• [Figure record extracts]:
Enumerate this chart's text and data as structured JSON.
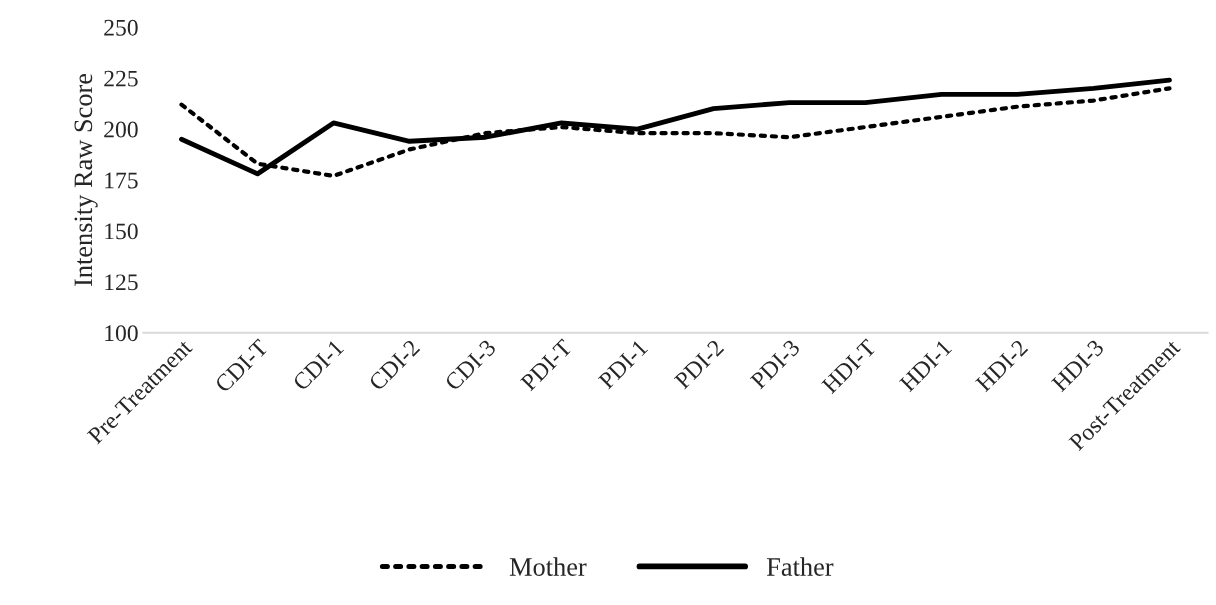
{
  "chart_data": {
    "type": "line",
    "ylabel": "Intensity Raw Score",
    "categories": [
      "Pre-Treatment",
      "CDI-T",
      "CDI-1",
      "CDI-2",
      "CDI-3",
      "PDI-T",
      "PDI-1",
      "PDI-2",
      "PDI-3",
      "HDI-T",
      "HDI-1",
      "HDI-2",
      "HDI-3",
      "Post-Treatment"
    ],
    "series": [
      {
        "name": "Mother",
        "color": "#000000",
        "line_style": "dotted",
        "values": [
          212,
          183,
          177,
          190,
          198,
          201,
          198,
          198,
          196,
          201,
          206,
          211,
          214,
          220
        ]
      },
      {
        "name": "Father",
        "color": "#000000",
        "line_style": "solid",
        "values": [
          195,
          178,
          203,
          194,
          196,
          203,
          200,
          210,
          213,
          213,
          217,
          217,
          220,
          224
        ]
      }
    ],
    "ylim": [
      100,
      250
    ],
    "yticks": [
      100,
      125,
      150,
      175,
      200,
      225,
      250
    ],
    "grid": false,
    "legend": "bottom",
    "marker": "none"
  }
}
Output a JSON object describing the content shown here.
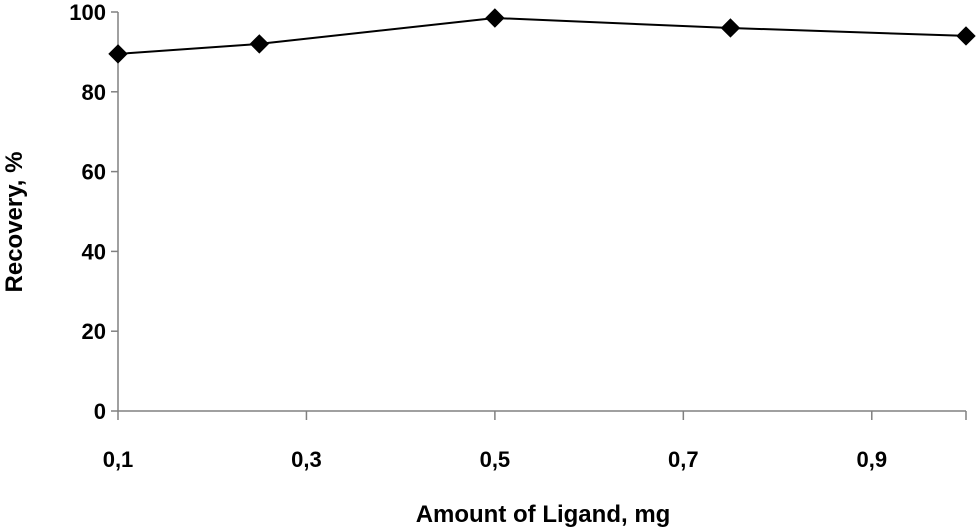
{
  "chart_data": {
    "type": "line",
    "title": "",
    "xlabel": "Amount of Ligand, mg",
    "ylabel": "Recovery, %",
    "x": [
      0.1,
      0.25,
      0.5,
      0.75,
      1.0
    ],
    "series": [
      {
        "values": [
          89.5,
          92,
          98.5,
          96,
          94
        ],
        "color": "#000000",
        "marker": "diamond"
      }
    ],
    "xlim": [
      0.1,
      1.0
    ],
    "ylim": [
      0,
      100
    ],
    "x_ticks": [
      0.1,
      0.3,
      0.5,
      0.7,
      0.9
    ],
    "x_tick_labels": [
      "0,1",
      "0,3",
      "0,5",
      "0,7",
      "0,9"
    ],
    "y_ticks": [
      0,
      20,
      40,
      60,
      80,
      100
    ],
    "y_tick_labels": [
      "0",
      "20",
      "40",
      "60",
      "80",
      "100"
    ],
    "grid": false,
    "legend": "none"
  }
}
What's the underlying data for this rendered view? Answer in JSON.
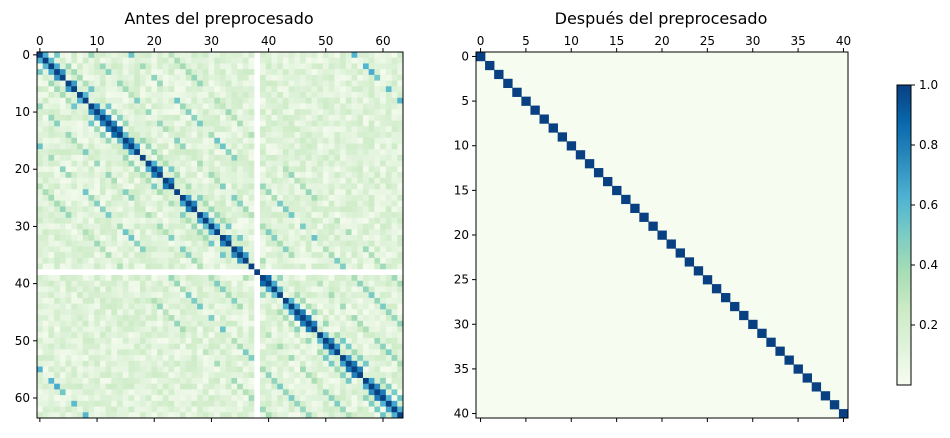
{
  "chart_data": [
    {
      "type": "heatmap",
      "title": "Antes del preprocesado",
      "size": 64,
      "x_ticks": [
        0,
        10,
        20,
        30,
        40,
        50,
        60
      ],
      "y_ticks": [
        0,
        10,
        20,
        30,
        40,
        50,
        60
      ],
      "x_axis_position": "top",
      "value_range": [
        0,
        1
      ],
      "structure": {
        "diagonal": 1.0,
        "blank_row_col": 38,
        "bands": [
          {
            "offset": 1,
            "value": 0.8
          },
          {
            "offset": 3,
            "value": 0.5
          },
          {
            "offset": 9,
            "value": 0.45
          },
          {
            "offset": 16,
            "value": 0.5
          },
          {
            "offset": 23,
            "value": 0.4
          },
          {
            "offset": 55,
            "value": 0.6
          }
        ],
        "background": "weak 0.0-0.25"
      }
    },
    {
      "type": "heatmap",
      "title": "Después del preprocesado",
      "size": 41,
      "x_ticks": [
        0,
        5,
        10,
        15,
        20,
        25,
        30,
        35,
        40
      ],
      "y_ticks": [
        0,
        5,
        10,
        15,
        20,
        25,
        30,
        35,
        40
      ],
      "x_axis_position": "top",
      "value_range": [
        0,
        1
      ],
      "structure": {
        "diagonal": 1.0,
        "off_diagonal": 0.0
      }
    }
  ],
  "colorbar": {
    "colormap": "GnBu",
    "ticks": [
      "0.2",
      "0.4",
      "0.6",
      "0.8",
      "1.0"
    ],
    "tick_values": [
      0.2,
      0.4,
      0.6,
      0.8,
      1.0
    ],
    "range": [
      0.0,
      1.0
    ]
  }
}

• [WHAT YOU ARE ASKED TO DO]: In this exercise, set down all of the data exactly, without the pictures.

• [COMPLETED TASK]:
Enumerate this chart's text and data as structured JSON.
{
  "chart_data": {
    "type": "line",
    "ylabel": "Intensity Raw Score",
    "categories": [
      "Pre-Treatment",
      "CDI-T",
      "CDI-1",
      "CDI-2",
      "CDI-3",
      "PDI-T",
      "PDI-1",
      "PDI-2",
      "PDI-3",
      "HDI-T",
      "HDI-1",
      "HDI-2",
      "HDI-3",
      "Post-Treatment"
    ],
    "series": [
      {
        "name": "Mother",
        "color": "#000000",
        "line_style": "dotted",
        "values": [
          212,
          183,
          177,
          190,
          198,
          201,
          198,
          198,
          196,
          201,
          206,
          211,
          214,
          220
        ]
      },
      {
        "name": "Father",
        "color": "#000000",
        "line_style": "solid",
        "values": [
          195,
          178,
          203,
          194,
          196,
          203,
          200,
          210,
          213,
          213,
          217,
          217,
          220,
          224
        ]
      }
    ],
    "ylim": [
      100,
      250
    ],
    "yticks": [
      100,
      125,
      150,
      175,
      200,
      225,
      250
    ],
    "grid": false,
    "legend": "bottom",
    "marker": "none"
  }
}
Output a JSON object describing the content shown here.
{
  "chart_data": {
    "type": "line",
    "title": "",
    "xlabel": "Amount of Ligand, mg",
    "ylabel": "Recovery, %",
    "x": [
      0.1,
      0.25,
      0.5,
      0.75,
      1.0
    ],
    "series": [
      {
        "values": [
          89.5,
          92,
          98.5,
          96,
          94
        ],
        "color": "#000000",
        "marker": "diamond"
      }
    ],
    "xlim": [
      0.1,
      1.0
    ],
    "ylim": [
      0,
      100
    ],
    "x_ticks": [
      0.1,
      0.3,
      0.5,
      0.7,
      0.9
    ],
    "x_tick_labels": [
      "0,1",
      "0,3",
      "0,5",
      "0,7",
      "0,9"
    ],
    "y_ticks": [
      0,
      20,
      40,
      60,
      80,
      100
    ],
    "y_tick_labels": [
      "0",
      "20",
      "40",
      "60",
      "80",
      "100"
    ],
    "grid": false,
    "legend": "none"
  }
}
What's the underlying data for this rendered view? Answer in JSON.
{
  "chart_data": [
    {
      "type": "heatmap",
      "title": "Antes del preprocesado",
      "size": 64,
      "x_ticks": [
        0,
        10,
        20,
        30,
        40,
        50,
        60
      ],
      "y_ticks": [
        0,
        10,
        20,
        30,
        40,
        50,
        60
      ],
      "x_axis_position": "top",
      "value_range": [
        0,
        1
      ],
      "structure": {
        "diagonal": 1.0,
        "blank_row_col": 38,
        "bands": [
          {
            "offset": 1,
            "value": 0.8
          },
          {
            "offset": 3,
            "value": 0.5
          },
          {
            "offset": 9,
            "value": 0.45
          },
          {
            "offset": 16,
            "value": 0.5
          },
          {
            "offset": 23,
            "value": 0.4
          },
          {
            "offset": 55,
            "value": 0.6
          }
        ],
        "background": "weak 0.0-0.25"
      }
    },
    {
      "type": "heatmap",
      "title": "Después del preprocesado",
      "size": 41,
      "x_ticks": [
        0,
        5,
        10,
        15,
        20,
        25,
        30,
        35,
        40
      ],
      "y_ticks": [
        0,
        5,
        10,
        15,
        20,
        25,
        30,
        35,
        40
      ],
      "x_axis_position": "top",
      "value_range": [
        0,
        1
      ],
      "structure": {
        "diagonal": 1.0,
        "off_diagonal": 0.0
      }
    }
  ],
  "colorbar": {
    "colormap": "GnBu",
    "ticks": [
      "0.2",
      "0.4",
      "0.6",
      "0.8",
      "1.0"
    ],
    "tick_values": [
      0.2,
      0.4,
      0.6,
      0.8,
      1.0
    ],
    "range": [
      0.0,
      1.0
    ]
  }
}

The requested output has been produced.